:: Exercise inputs

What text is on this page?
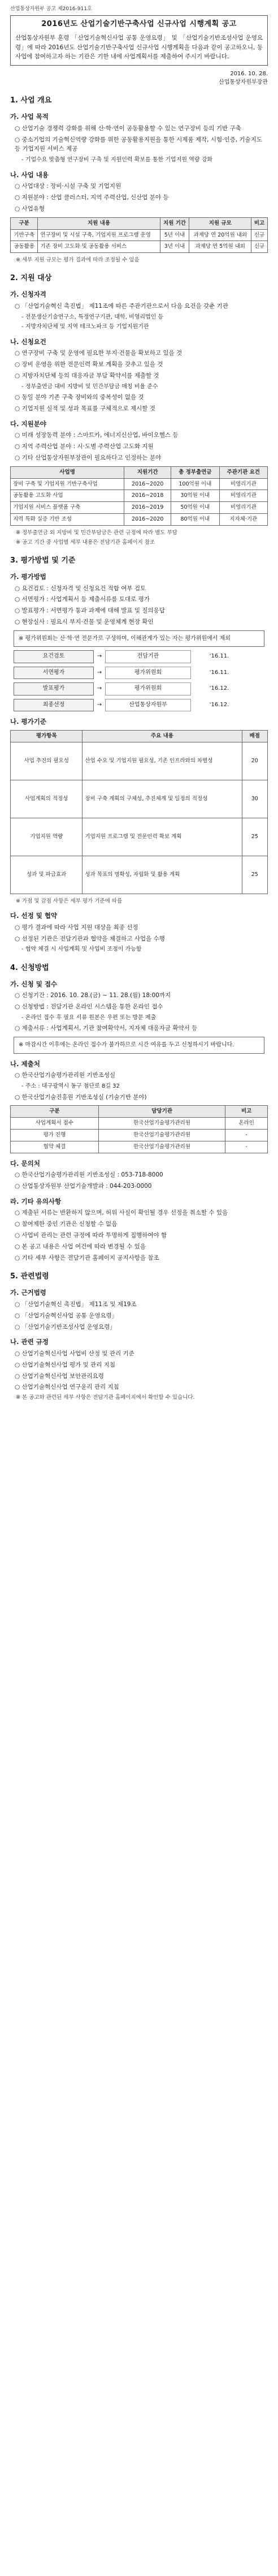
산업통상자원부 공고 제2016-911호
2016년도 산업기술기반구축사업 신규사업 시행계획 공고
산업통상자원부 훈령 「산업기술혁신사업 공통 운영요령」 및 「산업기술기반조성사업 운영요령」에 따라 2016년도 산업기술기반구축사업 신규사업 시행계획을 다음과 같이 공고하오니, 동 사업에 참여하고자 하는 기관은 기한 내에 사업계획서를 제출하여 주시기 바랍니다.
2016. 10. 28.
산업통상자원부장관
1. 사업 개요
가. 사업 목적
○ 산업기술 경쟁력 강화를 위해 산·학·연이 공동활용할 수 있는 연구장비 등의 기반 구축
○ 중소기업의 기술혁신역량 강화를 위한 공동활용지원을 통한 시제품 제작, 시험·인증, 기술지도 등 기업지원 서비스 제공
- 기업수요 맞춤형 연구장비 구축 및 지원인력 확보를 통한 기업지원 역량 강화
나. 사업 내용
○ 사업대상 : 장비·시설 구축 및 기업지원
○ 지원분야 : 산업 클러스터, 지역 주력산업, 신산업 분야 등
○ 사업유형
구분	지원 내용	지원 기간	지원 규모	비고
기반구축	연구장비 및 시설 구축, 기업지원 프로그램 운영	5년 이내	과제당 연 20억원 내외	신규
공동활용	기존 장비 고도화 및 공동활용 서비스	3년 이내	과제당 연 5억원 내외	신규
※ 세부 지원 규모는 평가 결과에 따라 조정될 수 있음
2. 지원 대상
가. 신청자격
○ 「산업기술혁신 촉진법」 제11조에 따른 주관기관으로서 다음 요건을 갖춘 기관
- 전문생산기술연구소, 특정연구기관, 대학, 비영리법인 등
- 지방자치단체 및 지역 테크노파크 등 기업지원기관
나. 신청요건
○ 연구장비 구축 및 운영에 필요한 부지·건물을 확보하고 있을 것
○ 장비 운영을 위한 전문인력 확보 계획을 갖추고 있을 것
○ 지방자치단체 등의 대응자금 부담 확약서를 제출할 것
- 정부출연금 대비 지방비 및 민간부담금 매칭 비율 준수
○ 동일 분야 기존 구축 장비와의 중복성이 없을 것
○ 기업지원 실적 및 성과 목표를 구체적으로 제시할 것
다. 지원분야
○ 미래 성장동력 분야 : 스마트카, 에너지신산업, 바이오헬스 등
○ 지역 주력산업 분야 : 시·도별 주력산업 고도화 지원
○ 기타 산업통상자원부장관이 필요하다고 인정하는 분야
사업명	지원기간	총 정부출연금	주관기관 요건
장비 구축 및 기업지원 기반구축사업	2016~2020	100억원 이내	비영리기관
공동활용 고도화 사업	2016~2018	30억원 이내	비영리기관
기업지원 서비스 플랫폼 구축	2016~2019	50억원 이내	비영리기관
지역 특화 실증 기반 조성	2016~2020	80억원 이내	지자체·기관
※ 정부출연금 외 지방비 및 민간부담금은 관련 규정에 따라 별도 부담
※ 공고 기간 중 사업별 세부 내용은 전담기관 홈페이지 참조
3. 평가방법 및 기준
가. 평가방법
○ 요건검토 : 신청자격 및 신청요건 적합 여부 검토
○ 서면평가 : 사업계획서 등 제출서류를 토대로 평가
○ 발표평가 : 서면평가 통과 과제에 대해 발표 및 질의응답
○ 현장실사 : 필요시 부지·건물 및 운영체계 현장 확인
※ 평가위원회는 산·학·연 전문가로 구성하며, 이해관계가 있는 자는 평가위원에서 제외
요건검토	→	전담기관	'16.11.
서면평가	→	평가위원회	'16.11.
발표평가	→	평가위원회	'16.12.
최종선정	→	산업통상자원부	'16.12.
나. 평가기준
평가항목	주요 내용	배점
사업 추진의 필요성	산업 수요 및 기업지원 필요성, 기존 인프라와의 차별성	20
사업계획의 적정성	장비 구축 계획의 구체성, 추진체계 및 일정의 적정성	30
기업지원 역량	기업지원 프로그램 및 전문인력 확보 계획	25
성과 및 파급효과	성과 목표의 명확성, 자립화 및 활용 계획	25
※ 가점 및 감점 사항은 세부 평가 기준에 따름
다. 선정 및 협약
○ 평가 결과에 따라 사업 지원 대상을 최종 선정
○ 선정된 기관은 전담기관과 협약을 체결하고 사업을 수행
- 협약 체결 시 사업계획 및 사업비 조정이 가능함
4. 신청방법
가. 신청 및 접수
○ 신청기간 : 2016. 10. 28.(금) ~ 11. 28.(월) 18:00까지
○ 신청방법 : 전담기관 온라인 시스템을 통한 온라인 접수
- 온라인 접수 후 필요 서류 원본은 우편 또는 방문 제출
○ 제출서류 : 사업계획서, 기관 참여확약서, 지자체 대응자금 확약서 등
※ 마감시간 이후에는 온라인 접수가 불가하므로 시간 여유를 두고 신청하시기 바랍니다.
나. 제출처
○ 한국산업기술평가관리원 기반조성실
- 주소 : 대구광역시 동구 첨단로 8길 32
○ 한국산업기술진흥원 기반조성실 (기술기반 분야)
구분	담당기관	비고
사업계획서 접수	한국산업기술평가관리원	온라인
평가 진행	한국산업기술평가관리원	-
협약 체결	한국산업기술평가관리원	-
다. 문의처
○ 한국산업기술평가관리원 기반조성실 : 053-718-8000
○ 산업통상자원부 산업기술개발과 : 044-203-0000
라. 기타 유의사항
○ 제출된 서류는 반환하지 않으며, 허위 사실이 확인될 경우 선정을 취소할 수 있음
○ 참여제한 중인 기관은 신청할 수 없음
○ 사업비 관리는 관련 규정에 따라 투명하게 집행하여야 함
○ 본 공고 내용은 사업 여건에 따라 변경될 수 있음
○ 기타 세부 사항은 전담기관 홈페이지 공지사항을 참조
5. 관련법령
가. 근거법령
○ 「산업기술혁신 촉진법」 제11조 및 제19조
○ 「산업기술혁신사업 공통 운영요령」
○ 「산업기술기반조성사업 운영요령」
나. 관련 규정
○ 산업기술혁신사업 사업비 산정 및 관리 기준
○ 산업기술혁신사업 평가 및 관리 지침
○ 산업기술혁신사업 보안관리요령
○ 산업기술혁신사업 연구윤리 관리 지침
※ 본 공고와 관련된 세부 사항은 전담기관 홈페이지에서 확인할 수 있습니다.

::::
:: Exercise inputs

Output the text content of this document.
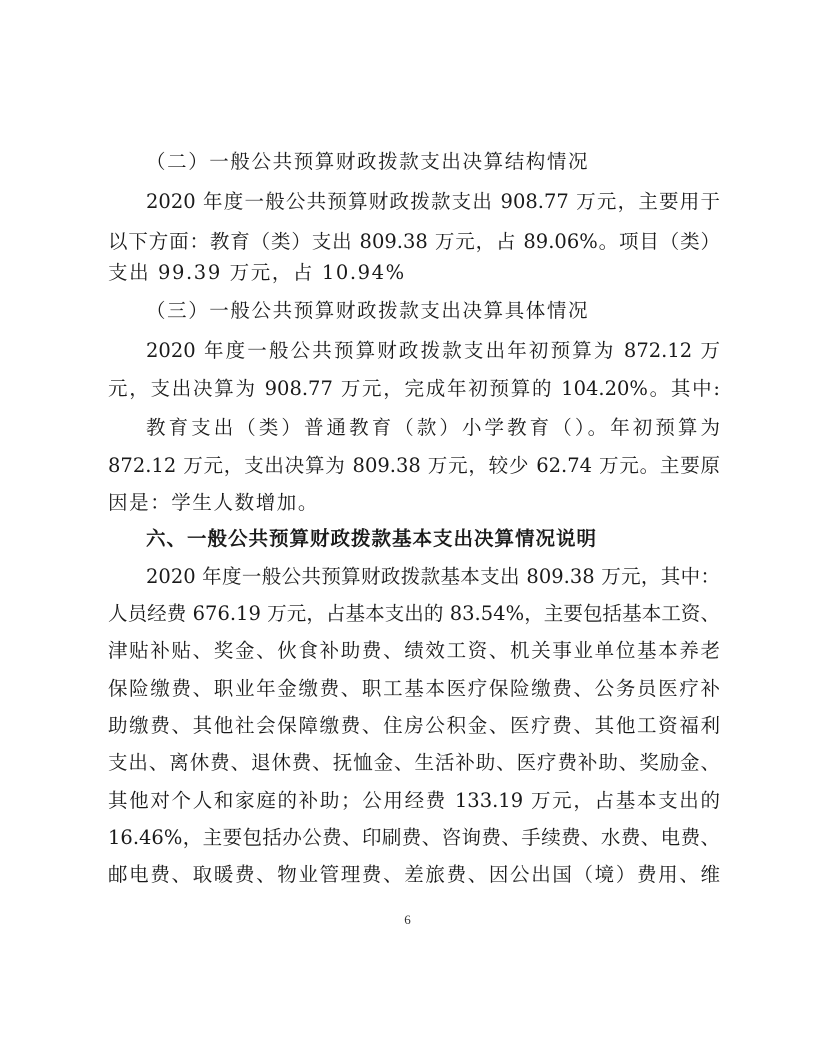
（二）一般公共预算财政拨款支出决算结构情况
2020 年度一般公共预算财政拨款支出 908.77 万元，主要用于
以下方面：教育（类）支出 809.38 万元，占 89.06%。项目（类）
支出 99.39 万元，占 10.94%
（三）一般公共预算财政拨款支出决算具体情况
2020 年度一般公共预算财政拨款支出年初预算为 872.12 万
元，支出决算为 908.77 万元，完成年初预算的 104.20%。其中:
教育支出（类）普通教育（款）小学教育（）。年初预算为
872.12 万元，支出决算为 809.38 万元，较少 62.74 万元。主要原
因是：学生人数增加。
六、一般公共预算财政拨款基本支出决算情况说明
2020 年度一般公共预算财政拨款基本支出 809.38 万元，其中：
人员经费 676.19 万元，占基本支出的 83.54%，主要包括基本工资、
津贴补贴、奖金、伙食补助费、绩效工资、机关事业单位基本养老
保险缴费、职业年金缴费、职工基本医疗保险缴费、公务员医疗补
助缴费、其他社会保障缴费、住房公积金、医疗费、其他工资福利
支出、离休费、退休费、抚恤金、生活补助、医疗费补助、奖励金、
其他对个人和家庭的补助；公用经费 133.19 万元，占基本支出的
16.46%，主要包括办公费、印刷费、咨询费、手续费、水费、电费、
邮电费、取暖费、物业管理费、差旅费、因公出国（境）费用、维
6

::::

[Work to complete]
From the data, list each line in which the string "占基本支出的" appears.

[Task output]
人员经费 676.19 万元，占基本支出的 83.54%，主要包括基本工资、
其他对个人和家庭的补助；公用经费 133.19 万元，占基本支出的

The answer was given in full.